[Items listed in a dataset]
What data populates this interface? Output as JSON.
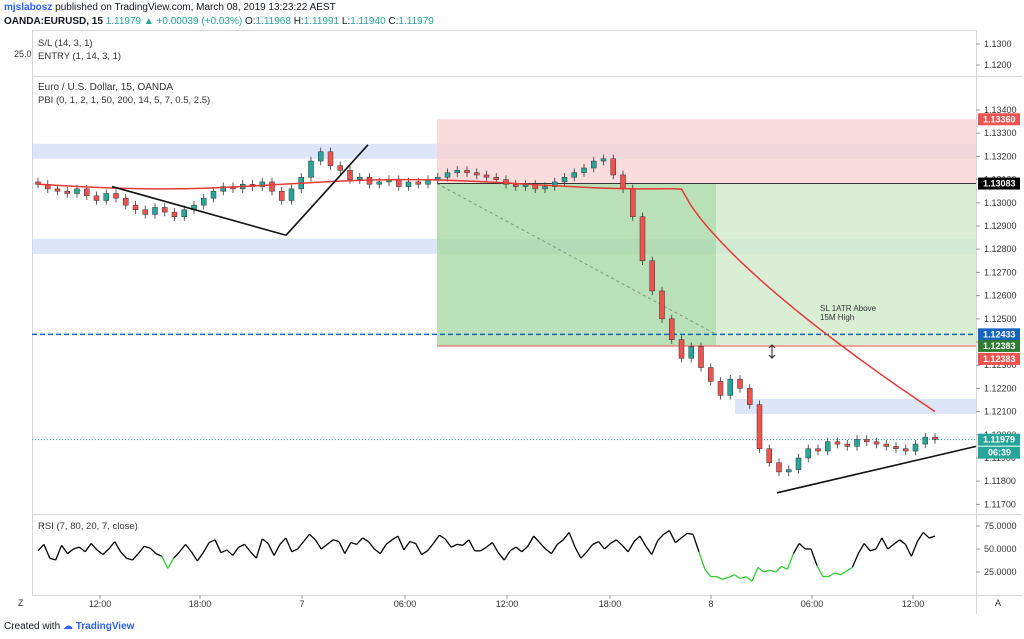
{
  "header": {
    "user": "mjslabosz",
    "published": "published on TradingView.com, March 08, 2019 13:23:22 AEST",
    "symbol": "OANDA:EURUSD, 15",
    "change": "1.11979 ▲ +0.00039 (+0.03%)",
    "o_label": "O:",
    "o_value": "1.11968",
    "h_label": "H:",
    "h_value": "1.11991",
    "l_label": "L:",
    "l_value": "1.11940",
    "c_label": "C:",
    "c_value": "1.11979"
  },
  "pane_top": {
    "level": "25.0",
    "line1": "S/L (14, 3, 1)",
    "line2": "ENTRY (1, 14, 3, 1)"
  },
  "main_legend": {
    "line1": "Euro / U.S. Dollar, 15, OANDA",
    "line2": "PBI (0, 1, 2, 1, 50, 200, 14, 5, 7, 0.5, 2.5)"
  },
  "annotation": {
    "line1": "SL 1ATR Above",
    "line2": "15M High"
  },
  "rsi_legend": "RSI (7, 80, 20, 7, close)",
  "footer": {
    "created": "Created with",
    "brand": "TradingView"
  },
  "axis_corner_left": "Z",
  "axis_corner_right": "A",
  "colors": {
    "up": "#26a69a",
    "down": "#ef5350",
    "ema": "#e53935",
    "rsi": "#000000",
    "rsi_low": "#33cc33",
    "entry_line": "#1565c0"
  },
  "chart_data": [
    {
      "type": "candlestick",
      "symbol": "EURUSD",
      "interval": "15",
      "price_ticks": [
        "1.13400",
        "1.13300",
        "1.13200",
        "1.13100",
        "1.13000",
        "1.12900",
        "1.12800",
        "1.12700",
        "1.12600",
        "1.12500",
        "1.12400",
        "1.12300",
        "1.12200",
        "1.12100",
        "1.12000",
        "1.11900",
        "1.11800",
        "1.11700"
      ],
      "axis_top_ticks": [
        "1.1300",
        "1.1200"
      ],
      "price_tags": [
        {
          "label": "1.13360",
          "value": 1.1336,
          "color": "#ef5350"
        },
        {
          "label": "1.13083",
          "value": 1.13083,
          "color": "#000000"
        },
        {
          "label": "1.12433",
          "value": 1.12433,
          "color": "#1565c0"
        },
        {
          "label": "1.12383",
          "value": 1.12383,
          "color": "#2e7d32"
        },
        {
          "label": "1.12383",
          "value": 1.12383,
          "color": "#ef5350"
        },
        {
          "label": "1.11979",
          "value": 1.11979,
          "color": "#26a69a"
        }
      ],
      "countdown": "06:39",
      "time_ticks": [
        "12:00",
        "18:00",
        "7",
        "06:00",
        "12:00",
        "18:00",
        "8",
        "06:00",
        "12:00"
      ],
      "close": [
        1.1308,
        1.1306,
        1.1305,
        1.1304,
        1.1306,
        1.1303,
        1.1301,
        1.1304,
        1.1302,
        1.1299,
        1.1297,
        1.1295,
        1.1298,
        1.1296,
        1.1294,
        1.1297,
        1.1299,
        1.1302,
        1.1305,
        1.1307,
        1.1306,
        1.1308,
        1.1307,
        1.1309,
        1.1305,
        1.1301,
        1.1306,
        1.1311,
        1.1318,
        1.1322,
        1.1316,
        1.1314,
        1.131,
        1.1311,
        1.1308,
        1.1309,
        1.131,
        1.1307,
        1.1309,
        1.1308,
        1.131,
        1.1311,
        1.1313,
        1.1314,
        1.1313,
        1.1312,
        1.1311,
        1.131,
        1.1308,
        1.1307,
        1.1308,
        1.1306,
        1.1307,
        1.1309,
        1.1311,
        1.1313,
        1.1315,
        1.1318,
        1.1319,
        1.1312,
        1.1306,
        1.1294,
        1.1275,
        1.1262,
        1.125,
        1.1241,
        1.1233,
        1.1238,
        1.1229,
        1.1223,
        1.1217,
        1.1224,
        1.122,
        1.1213,
        1.1194,
        1.1188,
        1.1184,
        1.1185,
        1.119,
        1.1194,
        1.1193,
        1.1197,
        1.1196,
        1.1195,
        1.1198,
        1.1197,
        1.1196,
        1.1195,
        1.1194,
        1.1193,
        1.1196,
        1.1199,
        1.1198
      ],
      "ema_start": 1.1308,
      "ema_end": 1.121,
      "trendlines": [
        {
          "from": 1.1307,
          "to": 1.1286
        },
        {
          "from": 1.1286,
          "to": 1.1325
        },
        {
          "from": 1.1175,
          "to": 1.1195
        }
      ],
      "zones": [
        {
          "label": "supply",
          "low": 1.1319,
          "high": 1.1322
        },
        {
          "label": "demand",
          "low": 1.1278,
          "high": 1.1281
        },
        {
          "label": "target",
          "low": 1.1209,
          "high": 1.1212
        }
      ],
      "short_position": {
        "entry": 1.13083,
        "stop": 1.1336,
        "target": 1.12383
      }
    },
    {
      "type": "line",
      "title": "RSI (7, 80, 20, 7, close)",
      "y_ticks": [
        "75.0000",
        "50.0000",
        "25.0000"
      ],
      "ylim": [
        0,
        100
      ],
      "values": [
        48,
        55,
        40,
        38,
        54,
        45,
        50,
        52,
        47,
        56,
        49,
        44,
        50,
        58,
        47,
        40,
        38,
        45,
        53,
        51,
        45,
        42,
        29,
        40,
        47,
        55,
        47,
        37,
        46,
        57,
        60,
        46,
        49,
        43,
        52,
        55,
        47,
        40,
        61,
        56,
        43,
        55,
        62,
        47,
        50,
        58,
        66,
        60,
        50,
        55,
        60,
        58,
        45,
        57,
        55,
        62,
        58,
        50,
        45,
        55,
        60,
        64,
        49,
        58,
        56,
        44,
        48,
        56,
        65,
        61,
        52,
        55,
        54,
        60,
        48,
        48,
        52,
        57,
        46,
        38,
        48,
        52,
        47,
        53,
        64,
        57,
        50,
        45,
        55,
        60,
        68,
        52,
        40,
        47,
        55,
        58,
        50,
        56,
        60,
        54,
        47,
        58,
        64,
        53,
        44,
        59,
        66,
        70,
        57,
        62,
        67,
        66,
        47,
        28,
        20,
        20,
        17,
        19,
        22,
        18,
        20,
        15,
        30,
        25,
        27,
        25,
        31,
        28,
        45,
        56,
        50,
        50,
        32,
        20,
        20,
        24,
        22,
        26,
        30,
        45,
        56,
        48,
        50,
        62,
        50,
        55,
        60,
        55,
        42,
        58,
        68,
        62,
        64
      ]
    }
  ]
}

_STATED PROBLEM_
Copy every entry exactly as written. Pictures are excluded.

_WRITTEN RESPONSE_
What data populates this interface? Output as JSON.
{
  "header": {
    "user": "mjslabosz",
    "published": "published on TradingView.com, March 08, 2019 13:23:22 AEST",
    "symbol": "OANDA:EURUSD, 15",
    "change": "1.11979 ▲ +0.00039 (+0.03%)",
    "o_label": "O:",
    "o_value": "1.11968",
    "h_label": "H:",
    "h_value": "1.11991",
    "l_label": "L:",
    "l_value": "1.11940",
    "c_label": "C:",
    "c_value": "1.11979"
  },
  "pane_top": {
    "level": "25.0",
    "line1": "S/L (14, 3, 1)",
    "line2": "ENTRY (1, 14, 3, 1)"
  },
  "main_legend": {
    "line1": "Euro / U.S. Dollar, 15, OANDA",
    "line2": "PBI (0, 1, 2, 1, 50, 200, 14, 5, 7, 0.5, 2.5)"
  },
  "annotation": {
    "line1": "SL 1ATR Above",
    "line2": "15M High"
  },
  "rsi_legend": "RSI (7, 80, 20, 7, close)",
  "footer": {
    "created": "Created with",
    "brand": "TradingView"
  },
  "axis_corner_left": "Z",
  "axis_corner_right": "A",
  "colors": {
    "up": "#26a69a",
    "down": "#ef5350",
    "ema": "#e53935",
    "rsi": "#000000",
    "rsi_low": "#33cc33",
    "entry_line": "#1565c0"
  },
  "chart_data": [
    {
      "type": "candlestick",
      "symbol": "EURUSD",
      "interval": "15",
      "price_ticks": [
        "1.13400",
        "1.13300",
        "1.13200",
        "1.13100",
        "1.13000",
        "1.12900",
        "1.12800",
        "1.12700",
        "1.12600",
        "1.12500",
        "1.12400",
        "1.12300",
        "1.12200",
        "1.12100",
        "1.12000",
        "1.11900",
        "1.11800",
        "1.11700"
      ],
      "axis_top_ticks": [
        "1.1300",
        "1.1200"
      ],
      "price_tags": [
        {
          "label": "1.13360",
          "value": 1.1336,
          "color": "#ef5350"
        },
        {
          "label": "1.13083",
          "value": 1.13083,
          "color": "#000000"
        },
        {
          "label": "1.12433",
          "value": 1.12433,
          "color": "#1565c0"
        },
        {
          "label": "1.12383",
          "value": 1.12383,
          "color": "#2e7d32"
        },
        {
          "label": "1.12383",
          "value": 1.12383,
          "color": "#ef5350"
        },
        {
          "label": "1.11979",
          "value": 1.11979,
          "color": "#26a69a"
        }
      ],
      "countdown": "06:39",
      "time_ticks": [
        "12:00",
        "18:00",
        "7",
        "06:00",
        "12:00",
        "18:00",
        "8",
        "06:00",
        "12:00"
      ],
      "close": [
        1.1308,
        1.1306,
        1.1305,
        1.1304,
        1.1306,
        1.1303,
        1.1301,
        1.1304,
        1.1302,
        1.1299,
        1.1297,
        1.1295,
        1.1298,
        1.1296,
        1.1294,
        1.1297,
        1.1299,
        1.1302,
        1.1305,
        1.1307,
        1.1306,
        1.1308,
        1.1307,
        1.1309,
        1.1305,
        1.1301,
        1.1306,
        1.1311,
        1.1318,
        1.1322,
        1.1316,
        1.1314,
        1.131,
        1.1311,
        1.1308,
        1.1309,
        1.131,
        1.1307,
        1.1309,
        1.1308,
        1.131,
        1.1311,
        1.1313,
        1.1314,
        1.1313,
        1.1312,
        1.1311,
        1.131,
        1.1308,
        1.1307,
        1.1308,
        1.1306,
        1.1307,
        1.1309,
        1.1311,
        1.1313,
        1.1315,
        1.1318,
        1.1319,
        1.1312,
        1.1306,
        1.1294,
        1.1275,
        1.1262,
        1.125,
        1.1241,
        1.1233,
        1.1238,
        1.1229,
        1.1223,
        1.1217,
        1.1224,
        1.122,
        1.1213,
        1.1194,
        1.1188,
        1.1184,
        1.1185,
        1.119,
        1.1194,
        1.1193,
        1.1197,
        1.1196,
        1.1195,
        1.1198,
        1.1197,
        1.1196,
        1.1195,
        1.1194,
        1.1193,
        1.1196,
        1.1199,
        1.1198
      ],
      "ema_start": 1.1308,
      "ema_end": 1.121,
      "trendlines": [
        {
          "from": 1.1307,
          "to": 1.1286
        },
        {
          "from": 1.1286,
          "to": 1.1325
        },
        {
          "from": 1.1175,
          "to": 1.1195
        }
      ],
      "zones": [
        {
          "label": "supply",
          "low": 1.1319,
          "high": 1.1322
        },
        {
          "label": "demand",
          "low": 1.1278,
          "high": 1.1281
        },
        {
          "label": "target",
          "low": 1.1209,
          "high": 1.1212
        }
      ],
      "short_position": {
        "entry": 1.13083,
        "stop": 1.1336,
        "target": 1.12383
      }
    },
    {
      "type": "line",
      "title": "RSI (7, 80, 20, 7, close)",
      "y_ticks": [
        "75.0000",
        "50.0000",
        "25.0000"
      ],
      "ylim": [
        0,
        100
      ],
      "values": [
        48,
        55,
        40,
        38,
        54,
        45,
        50,
        52,
        47,
        56,
        49,
        44,
        50,
        58,
        47,
        40,
        38,
        45,
        53,
        51,
        45,
        42,
        29,
        40,
        47,
        55,
        47,
        37,
        46,
        57,
        60,
        46,
        49,
        43,
        52,
        55,
        47,
        40,
        61,
        56,
        43,
        55,
        62,
        47,
        50,
        58,
        66,
        60,
        50,
        55,
        60,
        58,
        45,
        57,
        55,
        62,
        58,
        50,
        45,
        55,
        60,
        64,
        49,
        58,
        56,
        44,
        48,
        56,
        65,
        61,
        52,
        55,
        54,
        60,
        48,
        48,
        52,
        57,
        46,
        38,
        48,
        52,
        47,
        53,
        64,
        57,
        50,
        45,
        55,
        60,
        68,
        52,
        40,
        47,
        55,
        58,
        50,
        56,
        60,
        54,
        47,
        58,
        64,
        53,
        44,
        59,
        66,
        70,
        57,
        62,
        67,
        66,
        47,
        28,
        20,
        20,
        17,
        19,
        22,
        18,
        20,
        15,
        30,
        25,
        27,
        25,
        31,
        28,
        45,
        56,
        50,
        50,
        32,
        20,
        20,
        24,
        22,
        26,
        30,
        45,
        56,
        48,
        50,
        62,
        50,
        55,
        60,
        55,
        42,
        58,
        68,
        62,
        64
      ]
    }
  ]
}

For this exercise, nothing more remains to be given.